Fucking scientologists. Serves you right.


----------



## QueenOfGoths (Jan 18, 2011)

pk said:


> Caught this last night, brilliant. Told those pampered Hollywood pricks a few home truths.
> 
> Most notable is the stunned silence from the cult of L Ron Hubbtard, old queen Travolta and Tom Thumb Cruise won't be able to live this one down for a while.
> 
> ...


 

Mmmmm but I wonder how much of that is staged as well. Gervais being seen as an outsider (despite the fact that he is a Hollywood player, regardless of whether or not you like his movies), coming from what is considered a very British tradition of satire etc... 

Very easy for the people behind the Golden Globes to play it down or up whichever way they feel is warrented i.e "He's British they have that great ironic humour you know" or "Well he does have that strange British sense of humour, but of course he's not really one of us".

As for being a yankfest, I think the Golden Globes are a bit more international than that. Holding a mirror up to 'luvvies' maybe but not just the yanks.


----------



## Santino (Jan 18, 2011)

I think being British it is easy to misunderestimate other countries' attitudes to fame and humour, especially other English-speaking countries. We are really on the low end of the deference-to-rich-and-famous-people scale.


----------



## QueenOfGoths (Jan 18, 2011)

Santino said:


> I think being British it is easy to misunderestimate other countries' attitudes to fame and humour, especially other English-speaking countries. We are really on the low end of the deference-to-rich-and-famous-people scale.



I agree with you and I think that is a good thing.

I'm not saying that I think Gervais was manipulated but I can imagine a situation where his comments would be 'excused' because he was British. A bit like having your cake and eating it as far as Golden Globes execs are concerned.


----------



## Santino (Jan 18, 2011)

QueenOfGoths said:


> I agree with you and I think that is a good thing.


 
It is a good thing to agree with me. It saves everyone a lot of time.


----------



## QueenOfGoths (Jan 18, 2011)

Santino said:


> It is a good thing to agree with me. It saves everyone a lot of time.


 
Lol - 11.00pm after only two pints writing fail  I think I should go to bed!


----------



## FridgeMagnet (Jan 18, 2011)

This is all just traditional surely? Every awards ceremony, there seems to be some "shock" about a predictably "outrageous" speech. You hire somebody who is going to do a bit of the jester role and take the piss out of the attendees, and there's always somebody who's too po-faced and/or pissed to appreciate the situation to get a few headlines.


----------



## Santino (Jan 18, 2011)

I don't think Billy Crystal ever implied that Tom Cruise was gay. MAYBE I AM WRONG!


----------



## paulhackett (Jan 18, 2011)

» DATASET RECORDS
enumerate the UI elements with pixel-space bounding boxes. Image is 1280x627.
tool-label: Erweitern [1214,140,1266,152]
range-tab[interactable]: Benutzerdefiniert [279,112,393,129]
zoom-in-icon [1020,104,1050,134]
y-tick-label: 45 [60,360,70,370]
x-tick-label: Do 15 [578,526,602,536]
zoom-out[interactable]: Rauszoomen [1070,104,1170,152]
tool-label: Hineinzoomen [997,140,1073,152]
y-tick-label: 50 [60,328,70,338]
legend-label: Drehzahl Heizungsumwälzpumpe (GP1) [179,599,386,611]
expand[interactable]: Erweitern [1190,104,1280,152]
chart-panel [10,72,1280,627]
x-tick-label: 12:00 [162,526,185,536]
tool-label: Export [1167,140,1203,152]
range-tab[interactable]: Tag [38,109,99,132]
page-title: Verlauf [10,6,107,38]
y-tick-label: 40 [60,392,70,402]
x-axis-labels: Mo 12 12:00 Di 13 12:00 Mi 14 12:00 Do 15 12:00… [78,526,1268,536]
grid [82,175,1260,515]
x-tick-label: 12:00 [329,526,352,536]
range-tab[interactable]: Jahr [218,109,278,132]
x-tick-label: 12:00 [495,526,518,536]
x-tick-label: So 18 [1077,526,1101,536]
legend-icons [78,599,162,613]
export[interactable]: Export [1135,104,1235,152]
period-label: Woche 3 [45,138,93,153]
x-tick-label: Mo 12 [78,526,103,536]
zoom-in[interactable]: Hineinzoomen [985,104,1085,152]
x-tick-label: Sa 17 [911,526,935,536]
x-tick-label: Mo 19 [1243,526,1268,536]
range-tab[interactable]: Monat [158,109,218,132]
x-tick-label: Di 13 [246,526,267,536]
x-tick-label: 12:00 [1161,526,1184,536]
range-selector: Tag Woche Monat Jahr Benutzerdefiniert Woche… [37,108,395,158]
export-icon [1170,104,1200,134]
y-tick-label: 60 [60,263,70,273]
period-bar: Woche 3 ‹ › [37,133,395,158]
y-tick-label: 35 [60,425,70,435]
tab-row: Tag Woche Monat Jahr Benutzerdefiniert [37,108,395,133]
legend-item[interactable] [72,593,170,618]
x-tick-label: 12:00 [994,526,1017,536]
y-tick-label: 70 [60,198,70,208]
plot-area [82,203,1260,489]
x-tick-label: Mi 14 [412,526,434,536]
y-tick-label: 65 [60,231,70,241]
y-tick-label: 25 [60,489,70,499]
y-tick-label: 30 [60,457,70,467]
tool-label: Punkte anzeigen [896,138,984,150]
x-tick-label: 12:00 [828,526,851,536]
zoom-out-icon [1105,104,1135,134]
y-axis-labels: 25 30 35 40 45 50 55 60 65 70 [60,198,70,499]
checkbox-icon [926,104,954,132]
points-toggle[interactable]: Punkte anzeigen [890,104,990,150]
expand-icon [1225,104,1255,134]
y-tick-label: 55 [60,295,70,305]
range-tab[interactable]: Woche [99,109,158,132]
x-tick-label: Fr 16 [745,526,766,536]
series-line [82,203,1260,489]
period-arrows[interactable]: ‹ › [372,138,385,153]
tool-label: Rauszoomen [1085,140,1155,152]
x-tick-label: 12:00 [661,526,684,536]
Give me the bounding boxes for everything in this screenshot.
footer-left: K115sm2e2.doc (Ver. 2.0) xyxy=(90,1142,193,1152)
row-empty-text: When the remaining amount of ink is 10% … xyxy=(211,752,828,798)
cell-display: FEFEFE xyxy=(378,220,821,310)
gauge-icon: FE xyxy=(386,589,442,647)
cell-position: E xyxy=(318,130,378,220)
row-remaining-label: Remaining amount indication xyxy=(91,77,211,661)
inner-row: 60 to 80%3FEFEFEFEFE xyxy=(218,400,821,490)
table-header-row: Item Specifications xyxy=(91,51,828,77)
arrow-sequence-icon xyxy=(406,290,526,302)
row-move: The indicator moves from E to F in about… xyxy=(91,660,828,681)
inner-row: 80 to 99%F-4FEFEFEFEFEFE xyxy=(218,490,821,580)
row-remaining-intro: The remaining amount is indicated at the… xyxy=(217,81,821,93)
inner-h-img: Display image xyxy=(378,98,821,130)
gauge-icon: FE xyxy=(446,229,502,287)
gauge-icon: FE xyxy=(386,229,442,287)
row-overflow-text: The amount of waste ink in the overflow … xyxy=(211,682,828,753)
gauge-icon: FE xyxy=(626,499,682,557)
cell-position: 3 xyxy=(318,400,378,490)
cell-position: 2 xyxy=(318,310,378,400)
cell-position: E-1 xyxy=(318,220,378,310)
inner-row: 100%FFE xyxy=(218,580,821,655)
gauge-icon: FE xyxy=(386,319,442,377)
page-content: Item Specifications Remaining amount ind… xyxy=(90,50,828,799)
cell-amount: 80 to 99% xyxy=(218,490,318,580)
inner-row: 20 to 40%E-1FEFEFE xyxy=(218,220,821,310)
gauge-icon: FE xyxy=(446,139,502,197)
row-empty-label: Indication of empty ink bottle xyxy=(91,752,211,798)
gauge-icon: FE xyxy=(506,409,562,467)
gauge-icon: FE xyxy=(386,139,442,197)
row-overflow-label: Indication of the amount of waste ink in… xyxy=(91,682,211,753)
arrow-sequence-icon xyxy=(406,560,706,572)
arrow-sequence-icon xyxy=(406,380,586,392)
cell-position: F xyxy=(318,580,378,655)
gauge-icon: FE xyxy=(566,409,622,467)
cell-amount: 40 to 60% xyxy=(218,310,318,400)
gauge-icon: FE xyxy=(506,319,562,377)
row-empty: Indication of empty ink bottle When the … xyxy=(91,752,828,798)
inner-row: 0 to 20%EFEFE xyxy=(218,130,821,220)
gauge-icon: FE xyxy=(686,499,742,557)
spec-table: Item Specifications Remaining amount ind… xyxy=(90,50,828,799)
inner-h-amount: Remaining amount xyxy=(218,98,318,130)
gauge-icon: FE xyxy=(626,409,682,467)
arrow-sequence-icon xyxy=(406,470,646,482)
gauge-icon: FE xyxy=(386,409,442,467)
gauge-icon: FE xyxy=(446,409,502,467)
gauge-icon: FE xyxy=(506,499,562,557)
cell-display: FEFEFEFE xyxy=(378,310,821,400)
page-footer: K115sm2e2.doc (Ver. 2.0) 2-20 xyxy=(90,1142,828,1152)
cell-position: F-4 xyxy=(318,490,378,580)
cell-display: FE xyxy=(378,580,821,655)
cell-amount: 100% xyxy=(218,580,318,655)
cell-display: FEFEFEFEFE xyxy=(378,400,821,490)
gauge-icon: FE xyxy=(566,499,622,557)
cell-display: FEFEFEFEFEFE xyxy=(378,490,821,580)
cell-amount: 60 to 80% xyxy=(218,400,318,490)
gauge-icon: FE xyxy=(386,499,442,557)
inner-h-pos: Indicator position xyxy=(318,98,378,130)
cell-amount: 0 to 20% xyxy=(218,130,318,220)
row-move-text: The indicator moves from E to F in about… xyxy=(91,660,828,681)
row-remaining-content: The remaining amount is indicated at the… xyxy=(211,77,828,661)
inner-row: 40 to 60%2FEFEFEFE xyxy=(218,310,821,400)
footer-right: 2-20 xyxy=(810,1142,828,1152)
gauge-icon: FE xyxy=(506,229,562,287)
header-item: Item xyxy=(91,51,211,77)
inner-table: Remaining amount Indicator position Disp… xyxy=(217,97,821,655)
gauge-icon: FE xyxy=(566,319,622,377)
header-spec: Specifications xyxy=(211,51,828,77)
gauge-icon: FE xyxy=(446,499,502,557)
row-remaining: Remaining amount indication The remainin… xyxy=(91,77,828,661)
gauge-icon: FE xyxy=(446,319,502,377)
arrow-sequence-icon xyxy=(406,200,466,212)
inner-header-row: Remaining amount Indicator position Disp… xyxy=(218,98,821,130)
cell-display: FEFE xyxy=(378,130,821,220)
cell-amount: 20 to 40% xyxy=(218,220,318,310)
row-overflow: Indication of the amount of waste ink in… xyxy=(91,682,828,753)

» DIRECTIONS
In the forum thread, how many pints does QueenOfGoths say they had drunk by 11.00pm?

» RESULT FOR THIS TASK
Two pints.